Stored data entries
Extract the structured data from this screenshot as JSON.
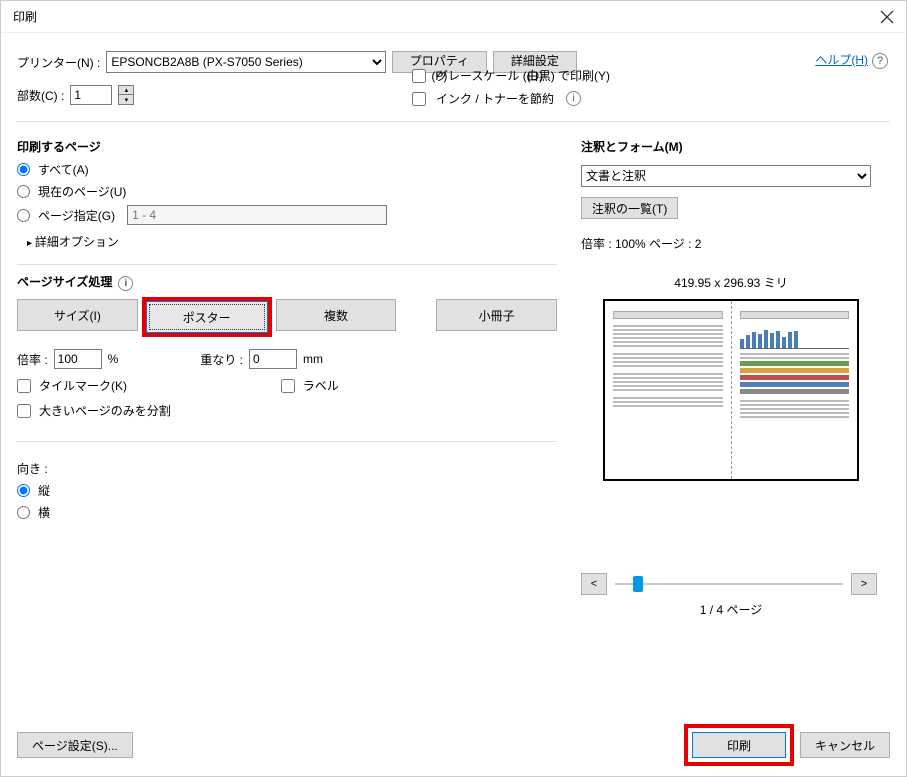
{
  "titlebar": {
    "title": "印刷"
  },
  "help": {
    "label": "ヘルプ(H)"
  },
  "printer": {
    "label": "プリンター(N) :",
    "value": "EPSONCB2A8B (PX-S7050 Series)",
    "properties_btn": "プロパティ(P)",
    "advanced_btn": "詳細設定(D)"
  },
  "copies": {
    "label": "部数(C) :",
    "value": "1"
  },
  "options": {
    "grayscale": "グレースケール (白黒) で印刷(Y)",
    "save_ink": "インク / トナーを節約"
  },
  "pages": {
    "title": "印刷するページ",
    "all": "すべて(A)",
    "current": "現在のページ(U)",
    "range": "ページ指定(G)",
    "range_hint": "1 - 4",
    "advanced": "詳細オプション"
  },
  "sizing": {
    "title": "ページサイズ処理",
    "size": "サイズ(I)",
    "poster": "ポスター",
    "multiple": "複数",
    "booklet": "小冊子",
    "scale_label": "倍率 :",
    "scale_value": "100",
    "scale_unit": "%",
    "overlap_label": "重なり :",
    "overlap_value": "0",
    "overlap_unit": "mm",
    "tile_marks": "タイルマーク(K)",
    "labels": "ラベル",
    "large_only": "大きいページのみを分割"
  },
  "orientation": {
    "title": "向き :",
    "portrait": "縦",
    "landscape": "横"
  },
  "annotations": {
    "title": "注釈とフォーム(M)",
    "value": "文書と注釈",
    "list_btn": "注釈の一覧(T)"
  },
  "preview": {
    "zoom_page": "倍率 : 100% ページ : 2",
    "dimensions": "419.95 x 296.93 ミリ",
    "nav_prev": "<",
    "nav_next": ">",
    "page_of": "1 / 4 ページ"
  },
  "footer": {
    "page_setup": "ページ設定(S)...",
    "print": "印刷",
    "cancel": "キャンセル"
  }
}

Set task
Write every entry out again exactly, dropping the pictures.

Full output
Extract the structured data from this screenshot as JSON.
{
  "titlebar": {
    "title": "印刷"
  },
  "help": {
    "label": "ヘルプ(H)"
  },
  "printer": {
    "label": "プリンター(N) :",
    "value": "EPSONCB2A8B (PX-S7050 Series)",
    "properties_btn": "プロパティ(P)",
    "advanced_btn": "詳細設定(D)"
  },
  "copies": {
    "label": "部数(C) :",
    "value": "1"
  },
  "options": {
    "grayscale": "グレースケール (白黒) で印刷(Y)",
    "save_ink": "インク / トナーを節約"
  },
  "pages": {
    "title": "印刷するページ",
    "all": "すべて(A)",
    "current": "現在のページ(U)",
    "range": "ページ指定(G)",
    "range_hint": "1 - 4",
    "advanced": "詳細オプション"
  },
  "sizing": {
    "title": "ページサイズ処理",
    "size": "サイズ(I)",
    "poster": "ポスター",
    "multiple": "複数",
    "booklet": "小冊子",
    "scale_label": "倍率 :",
    "scale_value": "100",
    "scale_unit": "%",
    "overlap_label": "重なり :",
    "overlap_value": "0",
    "overlap_unit": "mm",
    "tile_marks": "タイルマーク(K)",
    "labels": "ラベル",
    "large_only": "大きいページのみを分割"
  },
  "orientation": {
    "title": "向き :",
    "portrait": "縦",
    "landscape": "横"
  },
  "annotations": {
    "title": "注釈とフォーム(M)",
    "value": "文書と注釈",
    "list_btn": "注釈の一覧(T)"
  },
  "preview": {
    "zoom_page": "倍率 : 100% ページ : 2",
    "dimensions": "419.95 x 296.93 ミリ",
    "nav_prev": "<",
    "nav_next": ">",
    "page_of": "1 / 4 ページ"
  },
  "footer": {
    "page_setup": "ページ設定(S)...",
    "print": "印刷",
    "cancel": "キャンセル"
  }
}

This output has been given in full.